** Start Supplied records **

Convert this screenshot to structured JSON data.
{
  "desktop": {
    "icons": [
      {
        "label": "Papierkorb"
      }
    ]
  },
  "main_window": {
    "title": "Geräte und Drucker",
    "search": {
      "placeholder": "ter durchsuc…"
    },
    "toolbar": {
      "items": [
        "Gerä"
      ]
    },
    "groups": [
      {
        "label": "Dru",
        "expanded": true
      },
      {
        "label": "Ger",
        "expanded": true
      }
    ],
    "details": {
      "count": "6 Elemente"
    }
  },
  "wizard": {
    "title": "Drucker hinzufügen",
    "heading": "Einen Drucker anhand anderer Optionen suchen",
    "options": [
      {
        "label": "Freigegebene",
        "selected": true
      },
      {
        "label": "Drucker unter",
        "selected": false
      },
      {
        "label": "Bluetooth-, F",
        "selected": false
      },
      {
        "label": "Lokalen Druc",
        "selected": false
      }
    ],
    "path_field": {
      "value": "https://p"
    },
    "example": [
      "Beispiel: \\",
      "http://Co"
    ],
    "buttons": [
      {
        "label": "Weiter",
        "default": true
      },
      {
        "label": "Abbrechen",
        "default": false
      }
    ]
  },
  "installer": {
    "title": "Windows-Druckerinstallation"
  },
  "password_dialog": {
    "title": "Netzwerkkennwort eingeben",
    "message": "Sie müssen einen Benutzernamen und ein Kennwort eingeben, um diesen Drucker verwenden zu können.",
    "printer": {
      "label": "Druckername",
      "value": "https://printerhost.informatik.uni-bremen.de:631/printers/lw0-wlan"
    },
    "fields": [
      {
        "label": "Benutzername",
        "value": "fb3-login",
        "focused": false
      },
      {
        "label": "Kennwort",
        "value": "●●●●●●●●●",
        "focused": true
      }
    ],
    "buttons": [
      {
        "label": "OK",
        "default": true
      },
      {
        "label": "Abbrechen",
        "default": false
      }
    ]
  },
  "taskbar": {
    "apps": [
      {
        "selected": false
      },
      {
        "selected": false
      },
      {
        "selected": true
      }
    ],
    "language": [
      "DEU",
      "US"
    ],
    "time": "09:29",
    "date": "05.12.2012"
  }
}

** End Supplied records **

Copy out the material word for word and line for line.

### Expected answer
Convert this screenshot to structured JSON data.
{
  "desktop": {
    "icons": [
      {
        "label": "Papierkorb"
      }
    ]
  },
  "main_window": {
    "title": "Geräte und Drucker",
    "search": {
      "placeholder": "ter durchsuc…"
    },
    "toolbar": {
      "items": [
        "Gerä"
      ]
    },
    "groups": [
      {
        "label": "Dru",
        "expanded": true
      },
      {
        "label": "Ger",
        "expanded": true
      }
    ],
    "details": {
      "count": "6 Elemente"
    }
  },
  "wizard": {
    "title": "Drucker hinzufügen",
    "heading": "Einen Drucker anhand anderer Optionen suchen",
    "options": [
      {
        "label": "Freigegebene",
        "selected": true
      },
      {
        "label": "Drucker unter",
        "selected": false
      },
      {
        "label": "Bluetooth-, F",
        "selected": false
      },
      {
        "label": "Lokalen Druc",
        "selected": false
      }
    ],
    "path_field": {
      "value": "https://p"
    },
    "example": [
      "Beispiel: \\",
      "http://Co"
    ],
    "buttons": [
      {
        "label": "Weiter",
        "default": true
      },
      {
        "label": "Abbrechen",
        "default": false
      }
    ]
  },
  "installer": {
    "title": "Windows-Druckerinstallation"
  },
  "password_dialog": {
    "title": "Netzwerkkennwort eingeben",
    "message": "Sie müssen einen Benutzernamen und ein Kennwort eingeben, um diesen Drucker verwenden zu können.",
    "printer": {
      "label": "Druckername",
      "value": "https://printerhost.informatik.uni-bremen.de:631/printers/lw0-wlan"
    },
    "fields": [
      {
        "label": "Benutzername",
        "value": "fb3-login",
        "focused": false
      },
      {
        "label": "Kennwort",
        "value": "●●●●●●●●●",
        "focused": true
      }
    ],
    "buttons": [
      {
        "label": "OK",
        "default": true
      },
      {
        "label": "Abbrechen",
        "default": false
      }
    ]
  },
  "taskbar": {
    "apps": [
      {
        "selected": false
      },
      {
        "selected": false
      },
      {
        "selected": true
      }
    ],
    "language": [
      "DEU",
      "US"
    ],
    "time": "09:29",
    "date": "05.12.2012"
  }
}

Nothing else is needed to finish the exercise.